### What you should do
Write out the listing in full, matching it word for word.

### Input
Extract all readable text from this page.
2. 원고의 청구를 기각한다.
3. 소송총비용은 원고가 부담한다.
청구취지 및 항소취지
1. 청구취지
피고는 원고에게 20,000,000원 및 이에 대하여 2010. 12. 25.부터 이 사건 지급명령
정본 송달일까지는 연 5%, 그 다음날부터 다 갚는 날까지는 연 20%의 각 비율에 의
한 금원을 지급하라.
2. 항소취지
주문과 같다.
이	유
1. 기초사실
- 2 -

### Result of the task
Extract all readable text from this page.
2. 원고의 청구를 기각한다.
3. 소송총비용은 원고가 부담한다.
청구취지 및 항소취지
1. 청구취지
피고는 원고에게 20,000,000원 및 이에 대하여 2010. 12. 25.부터 이 사건 지급명령
정본 송달일까지는 연 5%, 그 다음날부터 다 갚는 날까지는 연 20%의 각 비율에 의
한 금원을 지급하라.
2. 항소취지
주문과 같다.
이	유
1. 기초사실
- 2 -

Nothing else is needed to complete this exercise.